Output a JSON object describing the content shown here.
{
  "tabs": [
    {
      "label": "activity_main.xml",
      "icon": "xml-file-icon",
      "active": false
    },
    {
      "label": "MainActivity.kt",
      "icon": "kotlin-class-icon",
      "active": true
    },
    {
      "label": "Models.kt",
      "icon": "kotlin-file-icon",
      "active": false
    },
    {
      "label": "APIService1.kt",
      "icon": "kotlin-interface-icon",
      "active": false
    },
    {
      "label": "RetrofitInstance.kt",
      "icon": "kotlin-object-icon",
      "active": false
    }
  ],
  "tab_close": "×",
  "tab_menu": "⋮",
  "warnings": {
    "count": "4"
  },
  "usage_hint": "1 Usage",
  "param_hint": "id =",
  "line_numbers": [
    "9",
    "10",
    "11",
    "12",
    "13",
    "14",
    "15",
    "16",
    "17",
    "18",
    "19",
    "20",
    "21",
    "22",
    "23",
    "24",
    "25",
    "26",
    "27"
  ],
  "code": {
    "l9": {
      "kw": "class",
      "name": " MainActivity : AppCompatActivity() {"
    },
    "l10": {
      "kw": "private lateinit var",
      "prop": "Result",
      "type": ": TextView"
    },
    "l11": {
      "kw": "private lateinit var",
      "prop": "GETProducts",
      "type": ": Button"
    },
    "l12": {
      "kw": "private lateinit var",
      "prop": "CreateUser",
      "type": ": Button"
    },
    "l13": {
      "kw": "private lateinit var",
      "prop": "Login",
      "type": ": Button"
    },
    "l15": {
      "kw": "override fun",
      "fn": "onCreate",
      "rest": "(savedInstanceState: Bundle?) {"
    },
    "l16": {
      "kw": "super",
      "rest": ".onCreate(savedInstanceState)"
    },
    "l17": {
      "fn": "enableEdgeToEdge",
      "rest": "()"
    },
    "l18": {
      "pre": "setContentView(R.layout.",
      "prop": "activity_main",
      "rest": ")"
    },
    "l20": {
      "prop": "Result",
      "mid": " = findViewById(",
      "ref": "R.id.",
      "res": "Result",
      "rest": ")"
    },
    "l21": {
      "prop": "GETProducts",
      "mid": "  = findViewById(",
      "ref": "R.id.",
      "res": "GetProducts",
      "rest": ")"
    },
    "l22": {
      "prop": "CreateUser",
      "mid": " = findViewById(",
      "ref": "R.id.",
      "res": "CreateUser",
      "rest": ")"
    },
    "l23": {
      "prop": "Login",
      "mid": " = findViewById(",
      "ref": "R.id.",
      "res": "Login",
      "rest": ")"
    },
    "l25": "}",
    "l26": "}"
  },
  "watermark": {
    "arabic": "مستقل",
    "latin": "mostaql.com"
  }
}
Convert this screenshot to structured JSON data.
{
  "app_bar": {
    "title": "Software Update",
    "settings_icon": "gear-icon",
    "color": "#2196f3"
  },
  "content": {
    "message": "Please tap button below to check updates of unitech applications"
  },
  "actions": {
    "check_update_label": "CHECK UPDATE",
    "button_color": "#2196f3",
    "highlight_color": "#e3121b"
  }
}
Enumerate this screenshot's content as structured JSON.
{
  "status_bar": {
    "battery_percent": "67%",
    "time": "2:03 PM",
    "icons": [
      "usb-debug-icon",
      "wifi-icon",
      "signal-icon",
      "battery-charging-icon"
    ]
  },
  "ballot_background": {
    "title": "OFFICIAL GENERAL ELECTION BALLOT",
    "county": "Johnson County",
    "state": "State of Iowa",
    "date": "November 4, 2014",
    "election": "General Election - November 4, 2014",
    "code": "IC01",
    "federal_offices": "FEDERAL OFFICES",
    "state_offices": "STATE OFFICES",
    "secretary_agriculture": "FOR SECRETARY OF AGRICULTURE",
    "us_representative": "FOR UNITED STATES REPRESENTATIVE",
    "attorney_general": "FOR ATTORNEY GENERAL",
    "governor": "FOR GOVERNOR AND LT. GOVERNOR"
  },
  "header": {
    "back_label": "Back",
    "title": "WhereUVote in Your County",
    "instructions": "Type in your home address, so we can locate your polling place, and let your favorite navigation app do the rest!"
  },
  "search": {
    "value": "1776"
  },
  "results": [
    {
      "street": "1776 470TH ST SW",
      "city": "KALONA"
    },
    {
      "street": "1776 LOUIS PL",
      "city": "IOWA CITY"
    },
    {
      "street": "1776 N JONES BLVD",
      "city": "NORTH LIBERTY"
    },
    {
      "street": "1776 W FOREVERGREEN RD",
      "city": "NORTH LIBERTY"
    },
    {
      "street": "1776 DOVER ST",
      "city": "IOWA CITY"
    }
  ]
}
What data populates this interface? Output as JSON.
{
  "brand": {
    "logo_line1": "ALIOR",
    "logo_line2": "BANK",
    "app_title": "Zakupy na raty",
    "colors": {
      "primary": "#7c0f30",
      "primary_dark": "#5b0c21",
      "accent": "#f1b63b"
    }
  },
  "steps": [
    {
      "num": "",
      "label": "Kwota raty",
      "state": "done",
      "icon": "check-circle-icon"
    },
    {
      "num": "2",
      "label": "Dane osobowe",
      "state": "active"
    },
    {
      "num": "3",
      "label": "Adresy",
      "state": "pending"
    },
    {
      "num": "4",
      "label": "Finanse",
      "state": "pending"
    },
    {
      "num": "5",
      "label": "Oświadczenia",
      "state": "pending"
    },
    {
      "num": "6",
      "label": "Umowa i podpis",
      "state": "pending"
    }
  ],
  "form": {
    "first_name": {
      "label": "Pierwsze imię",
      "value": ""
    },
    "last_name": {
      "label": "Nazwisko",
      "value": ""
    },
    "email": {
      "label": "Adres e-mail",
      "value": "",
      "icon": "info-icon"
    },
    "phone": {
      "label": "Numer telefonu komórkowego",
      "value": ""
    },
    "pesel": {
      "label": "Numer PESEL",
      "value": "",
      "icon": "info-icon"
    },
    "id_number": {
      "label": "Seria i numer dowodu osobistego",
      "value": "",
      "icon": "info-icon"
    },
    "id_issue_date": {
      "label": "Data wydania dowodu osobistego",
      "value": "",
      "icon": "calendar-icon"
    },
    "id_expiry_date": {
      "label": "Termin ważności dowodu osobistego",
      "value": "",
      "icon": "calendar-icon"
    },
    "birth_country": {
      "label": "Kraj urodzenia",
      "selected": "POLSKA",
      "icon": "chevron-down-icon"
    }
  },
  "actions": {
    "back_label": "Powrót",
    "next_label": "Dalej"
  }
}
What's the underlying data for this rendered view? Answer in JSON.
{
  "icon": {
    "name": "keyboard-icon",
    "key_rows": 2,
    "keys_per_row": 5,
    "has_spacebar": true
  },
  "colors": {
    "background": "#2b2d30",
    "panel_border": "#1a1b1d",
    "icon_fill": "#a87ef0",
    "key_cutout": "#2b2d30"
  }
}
==========
• Task: Would you give the material above again, complete and exact?

• Answer for this exercise:
Output a JSON object describing the content shown here.
{
  "tabs": [
    {
      "label": "activity_main.xml",
      "icon": "xml-file-icon",
      "active": false
    },
    {
      "label": "MainActivity.kt",
      "icon": "kotlin-class-icon",
      "active": true
    },
    {
      "label": "Models.kt",
      "icon": "kotlin-file-icon",
      "active": false
    },
    {
      "label": "APIService1.kt",
      "icon": "kotlin-interface-icon",
      "active": false
    },
    {
      "label": "RetrofitInstance.kt",
      "icon": "kotlin-object-icon",
      "active": false
    }
  ],
  "tab_close": "×",
  "tab_menu": "⋮",
  "warnings": {
    "count": "4"
  },
  "usage_hint": "1 Usage",
  "param_hint": "id =",
  "line_numbers": [
    "9",
    "10",
    "11",
    "12",
    "13",
    "14",
    "15",
    "16",
    "17",
    "18",
    "19",
    "20",
    "21",
    "22",
    "23",
    "24",
    "25",
    "26",
    "27"
  ],
  "code": {
    "l9": {
      "kw": "class",
      "name": " MainActivity : AppCompatActivity() {"
    },
    "l10": {
      "kw": "private lateinit var",
      "prop": "Result",
      "type": ": TextView"
    },
    "l11": {
      "kw": "private lateinit var",
      "prop": "GETProducts",
      "type": ": Button"
    },
    "l12": {
      "kw": "private lateinit var",
      "prop": "CreateUser",
      "type": ": Button"
    },
    "l13": {
      "kw": "private lateinit var",
      "prop": "Login",
      "type": ": Button"
    },
    "l15": {
      "kw": "override fun",
      "fn": "onCreate",
      "rest": "(savedInstanceState: Bundle?) {"
    },
    "l16": {
      "kw": "super",
      "rest": ".onCreate(savedInstanceState)"
    },
    "l17": {
      "fn": "enableEdgeToEdge",
      "rest": "()"
    },
    "l18": {
      "pre": "setContentView(R.layout.",
      "prop": "activity_main",
      "rest": ")"
    },
    "l20": {
      "prop": "Result",
      "mid": " = findViewById(",
      "ref": "R.id.",
      "res": "Result",
      "rest": ")"
    },
    "l21": {
      "prop": "GETProducts",
      "mid": "  = findViewById(",
      "ref": "R.id.",
      "res": "GetProducts",
      "rest": ")"
    },
    "l22": {
      "prop": "CreateUser",
      "mid": " = findViewById(",
      "ref": "R.id.",
      "res": "CreateUser",
      "rest": ")"
    },
    "l23": {
      "prop": "Login",
      "mid": " = findViewById(",
      "ref": "R.id.",
      "res": "Login",
      "rest": ")"
    },
    "l25": "}",
    "l26": "}"
  },
  "watermark": {
    "arabic": "مستقل",
    "latin": "mostaql.com"
  }
}
Convert this screenshot to structured JSON data.
{
  "app_bar": {
    "title": "Software Update",
    "settings_icon": "gear-icon",
    "color": "#2196f3"
  },
  "content": {
    "message": "Please tap button below to check updates of unitech applications"
  },
  "actions": {
    "check_update_label": "CHECK UPDATE",
    "button_color": "#2196f3",
    "highlight_color": "#e3121b"
  }
}
Enumerate this screenshot's content as structured JSON.
{
  "status_bar": {
    "battery_percent": "67%",
    "time": "2:03 PM",
    "icons": [
      "usb-debug-icon",
      "wifi-icon",
      "signal-icon",
      "battery-charging-icon"
    ]
  },
  "ballot_background": {
    "title": "OFFICIAL GENERAL ELECTION BALLOT",
    "county": "Johnson County",
    "state": "State of Iowa",
    "date": "November 4, 2014",
    "election": "General Election - November 4, 2014",
    "code": "IC01",
    "federal_offices": "FEDERAL OFFICES",
    "state_offices": "STATE OFFICES",
    "secretary_agriculture": "FOR SECRETARY OF AGRICULTURE",
    "us_representative": "FOR UNITED STATES REPRESENTATIVE",
    "attorney_general": "FOR ATTORNEY GENERAL",
    "governor": "FOR GOVERNOR AND LT. GOVERNOR"
  },
  "header": {
    "back_label": "Back",
    "title": "WhereUVote in Your County",
    "instructions": "Type in your home address, so we can locate your polling place, and let your favorite navigation app do the rest!"
  },
  "search": {
    "value": "1776"
  },
  "results": [
    {
      "street": "1776 470TH ST SW",
      "city": "KALONA"
    },
    {
      "street": "1776 LOUIS PL",
      "city": "IOWA CITY"
    },
    {
      "street": "1776 N JONES BLVD",
      "city": "NORTH LIBERTY"
    },
    {
      "street": "1776 W FOREVERGREEN RD",
      "city": "NORTH LIBERTY"
    },
    {
      "street": "1776 DOVER ST",
      "city": "IOWA CITY"
    }
  ]
}
What data populates this interface? Output as JSON.
{
  "brand": {
    "logo_line1": "ALIOR",
    "logo_line2": "BANK",
    "app_title": "Zakupy na raty",
    "colors": {
      "primary": "#7c0f30",
      "primary_dark": "#5b0c21",
      "accent": "#f1b63b"
    }
  },
  "steps": [
    {
      "num": "",
      "label": "Kwota raty",
      "state": "done",
      "icon": "check-circle-icon"
    },
    {
      "num": "2",
      "label": "Dane osobowe",
      "state": "active"
    },
    {
      "num": "3",
      "label": "Adresy",
      "state": "pending"
    },
    {
      "num": "4",
      "label": "Finanse",
      "state": "pending"
    },
    {
      "num": "5",
      "label": "Oświadczenia",
      "state": "pending"
    },
    {
      "num": "6",
      "label": "Umowa i podpis",
      "state": "pending"
    }
  ],
  "form": {
    "first_name": {
      "label": "Pierwsze imię",
      "value": ""
    },
    "last_name": {
      "label": "Nazwisko",
      "value": ""
    },
    "email": {
      "label": "Adres e-mail",
      "value": "",
      "icon": "info-icon"
    },
    "phone": {
      "label": "Numer telefonu komórkowego",
      "value": ""
    },
    "pesel": {
      "label": "Numer PESEL",
      "value": "",
      "icon": "info-icon"
    },
    "id_number": {
      "label": "Seria i numer dowodu osobistego",
      "value": "",
      "icon": "info-icon"
    },
    "id_issue_date": {
      "label": "Data wydania dowodu osobistego",
      "value": "",
      "icon": "calendar-icon"
    },
    "id_expiry_date": {
      "label": "Termin ważności dowodu osobistego",
      "value": "",
      "icon": "calendar-icon"
    },
    "birth_country": {
      "label": "Kraj urodzenia",
      "selected": "POLSKA",
      "icon": "chevron-down-icon"
    }
  },
  "actions": {
    "back_label": "Powrót",
    "next_label": "Dalej"
  }
}
What's the underlying data for this rendered view? Answer in JSON.
{
  "icon": {
    "name": "keyboard-icon",
    "key_rows": 2,
    "keys_per_row": 5,
    "has_spacebar": true
  },
  "colors": {
    "background": "#2b2d30",
    "panel_border": "#1a1b1d",
    "icon_fill": "#a87ef0",
    "key_cutout": "#2b2d30"
  }
}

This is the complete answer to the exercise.